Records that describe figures
------------
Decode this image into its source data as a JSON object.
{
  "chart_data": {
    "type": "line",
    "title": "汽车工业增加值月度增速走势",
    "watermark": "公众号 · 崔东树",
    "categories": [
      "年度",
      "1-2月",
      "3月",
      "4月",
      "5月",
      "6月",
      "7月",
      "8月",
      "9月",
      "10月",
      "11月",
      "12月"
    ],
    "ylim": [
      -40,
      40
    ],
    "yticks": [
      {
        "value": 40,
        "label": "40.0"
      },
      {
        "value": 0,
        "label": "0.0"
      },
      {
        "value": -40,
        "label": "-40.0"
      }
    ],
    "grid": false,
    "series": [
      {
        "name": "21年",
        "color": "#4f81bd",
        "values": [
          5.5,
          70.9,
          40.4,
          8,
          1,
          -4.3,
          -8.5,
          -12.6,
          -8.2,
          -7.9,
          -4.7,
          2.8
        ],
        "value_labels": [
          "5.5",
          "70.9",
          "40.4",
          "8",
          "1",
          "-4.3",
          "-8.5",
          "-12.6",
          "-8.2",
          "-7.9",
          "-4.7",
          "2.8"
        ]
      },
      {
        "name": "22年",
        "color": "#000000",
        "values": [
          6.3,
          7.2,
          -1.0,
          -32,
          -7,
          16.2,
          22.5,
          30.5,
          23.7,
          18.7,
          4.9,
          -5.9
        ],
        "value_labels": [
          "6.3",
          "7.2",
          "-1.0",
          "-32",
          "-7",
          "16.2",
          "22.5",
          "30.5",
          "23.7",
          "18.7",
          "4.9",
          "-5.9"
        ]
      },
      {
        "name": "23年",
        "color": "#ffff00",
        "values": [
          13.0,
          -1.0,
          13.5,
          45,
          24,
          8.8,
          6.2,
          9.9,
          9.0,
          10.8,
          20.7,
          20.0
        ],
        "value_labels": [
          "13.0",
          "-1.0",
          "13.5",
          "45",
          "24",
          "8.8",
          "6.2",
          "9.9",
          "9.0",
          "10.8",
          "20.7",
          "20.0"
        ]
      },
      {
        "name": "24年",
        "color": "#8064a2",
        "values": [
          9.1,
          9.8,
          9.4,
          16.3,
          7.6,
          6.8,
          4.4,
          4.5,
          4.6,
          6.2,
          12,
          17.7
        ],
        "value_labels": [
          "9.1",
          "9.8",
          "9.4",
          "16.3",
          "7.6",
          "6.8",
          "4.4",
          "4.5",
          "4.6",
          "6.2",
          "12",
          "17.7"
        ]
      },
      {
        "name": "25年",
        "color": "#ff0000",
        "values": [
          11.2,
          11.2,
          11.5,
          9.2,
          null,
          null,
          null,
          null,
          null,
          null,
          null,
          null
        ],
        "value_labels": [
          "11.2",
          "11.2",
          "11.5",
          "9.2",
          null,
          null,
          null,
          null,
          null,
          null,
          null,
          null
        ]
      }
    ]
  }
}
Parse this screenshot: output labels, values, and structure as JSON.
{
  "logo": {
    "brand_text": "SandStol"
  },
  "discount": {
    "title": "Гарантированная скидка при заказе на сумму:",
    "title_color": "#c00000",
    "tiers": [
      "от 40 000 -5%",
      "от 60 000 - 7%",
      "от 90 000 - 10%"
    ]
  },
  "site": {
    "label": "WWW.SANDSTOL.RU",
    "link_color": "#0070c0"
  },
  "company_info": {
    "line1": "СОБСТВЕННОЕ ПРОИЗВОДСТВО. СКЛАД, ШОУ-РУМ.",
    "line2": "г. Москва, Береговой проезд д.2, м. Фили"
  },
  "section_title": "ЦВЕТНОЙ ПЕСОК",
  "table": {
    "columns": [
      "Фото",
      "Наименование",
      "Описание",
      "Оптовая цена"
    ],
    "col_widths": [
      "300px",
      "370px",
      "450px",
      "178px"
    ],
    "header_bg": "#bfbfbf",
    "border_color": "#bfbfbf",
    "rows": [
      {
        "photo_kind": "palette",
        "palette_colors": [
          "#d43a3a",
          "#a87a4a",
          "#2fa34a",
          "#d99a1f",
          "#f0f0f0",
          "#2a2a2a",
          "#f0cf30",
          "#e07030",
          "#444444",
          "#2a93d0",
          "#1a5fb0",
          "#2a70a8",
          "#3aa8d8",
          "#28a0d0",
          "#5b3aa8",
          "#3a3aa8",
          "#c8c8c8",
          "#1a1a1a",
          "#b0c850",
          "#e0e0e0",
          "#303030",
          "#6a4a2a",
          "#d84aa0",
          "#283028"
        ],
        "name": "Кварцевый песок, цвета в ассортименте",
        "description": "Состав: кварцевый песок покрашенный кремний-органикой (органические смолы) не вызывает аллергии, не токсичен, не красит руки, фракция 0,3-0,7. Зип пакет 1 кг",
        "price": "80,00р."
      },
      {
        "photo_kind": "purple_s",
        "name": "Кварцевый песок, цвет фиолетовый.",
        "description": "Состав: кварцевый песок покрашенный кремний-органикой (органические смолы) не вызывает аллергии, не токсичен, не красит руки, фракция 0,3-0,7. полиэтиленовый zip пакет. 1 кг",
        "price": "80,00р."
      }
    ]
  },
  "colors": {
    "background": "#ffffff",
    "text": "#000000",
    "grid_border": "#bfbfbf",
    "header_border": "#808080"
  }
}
------------
> _Aim of the exercise_: Search the entries for the word "токсичен", then gather every line that has it.

> _Result for this exercise_:
        "description": "Состав: кварцевый песок покрашенный кремний-органикой (органические смолы) не вызывает аллергии, не токсичен, не красит руки, фракция 0,3-0,7. Зип пакет 1 кг",
        "description": "Состав: кварцевый песок покрашенный кремний-органикой (органические смолы) не вызывает аллергии, не токсичен, не красит руки, фракция 0,3-0,7. полиэтиленовый zip пакет. 1 кг",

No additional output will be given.